*Given problem*
From the Legal Aid Justice Center passage below, pull out everything from "Our policy advocacy, communications, organizing, and" down to "power and resources.", copied word for word.

*Reading passage*
When Jean Cahn, a Black woman lawyer from Baltimore, set out to create a nationwide legal services program in 1964, she wanted to erect institutions to support low-income people and communities of color in wielding their own power against the systems that create and perpetuate poverty. She had a vision that legal services organizations would become “corporate lawyers” for individuals and community groups. For that, she was labeled a troublemaker and, eventually, pushed to the margins of her own dream.

For decades, the Legal Aid Justice Center has strived to carry out Jean Cahn’s original vision, one that pairs tenacious advocacy for individuals with bold advocacy for systemic reform. In this strategic plan, we asked our clients and community partners, “What does it look like to embrace the radical roots of legal services in the 21st century?”

Their answers were clear:

We must further center our work in deep partnership with communities directly harmed by systemic racism.
 In late 2019, the Legal Aid Justice Center’s Board of Directors approved a strategic plan that explicitly named racial justice as core to the organization’s anti-poverty mission. In this plan, we commit to meeting a community’s urgent needs for survival by providing them with individualized legal help, while also helping them build their collective power so that they can shape their own futures.

We should expand our presence to work for justice for people across Virginia. 
Our policy advocacy, communications, organizing, and impact litigation already has statewide impacts. It is important that we be accountable to people in communities across the state by expanding our geographic presence and building stronger relationships with impacted people and community partners in areas where we do not currently have staff. 

We must share power and resources. 
To fulfill our mission, we need to draw on the knowledge, skills, time, and labor of other people and organizations, including people from systematically under-resourced communities. We must look for ways to pay them for their labor and expertise, share our knowledge, access, and resources with them, and invite them into decision-making.

*Provided data*
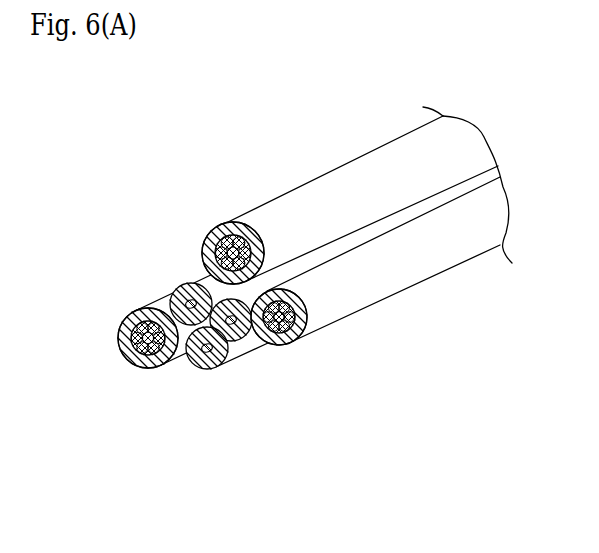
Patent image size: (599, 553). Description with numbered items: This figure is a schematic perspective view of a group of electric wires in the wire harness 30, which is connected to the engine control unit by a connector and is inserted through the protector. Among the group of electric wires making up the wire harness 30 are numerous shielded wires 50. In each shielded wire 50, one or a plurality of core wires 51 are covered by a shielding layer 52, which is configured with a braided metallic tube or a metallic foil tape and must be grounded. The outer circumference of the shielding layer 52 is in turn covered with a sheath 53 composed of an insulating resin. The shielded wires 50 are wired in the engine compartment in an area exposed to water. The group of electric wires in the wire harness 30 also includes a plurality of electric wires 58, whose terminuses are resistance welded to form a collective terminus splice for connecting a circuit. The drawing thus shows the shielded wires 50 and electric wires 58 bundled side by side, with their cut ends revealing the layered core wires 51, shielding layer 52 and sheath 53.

*Task solution*
Our policy advocacy, communications, organizing, and impact litigation already has statewide impacts. It is important that we be accountable to people in communities across the state by expanding our geographic presence and building stronger relationships with impacted people and community partners in areas where we do not currently have staff. 

We must share power and resources.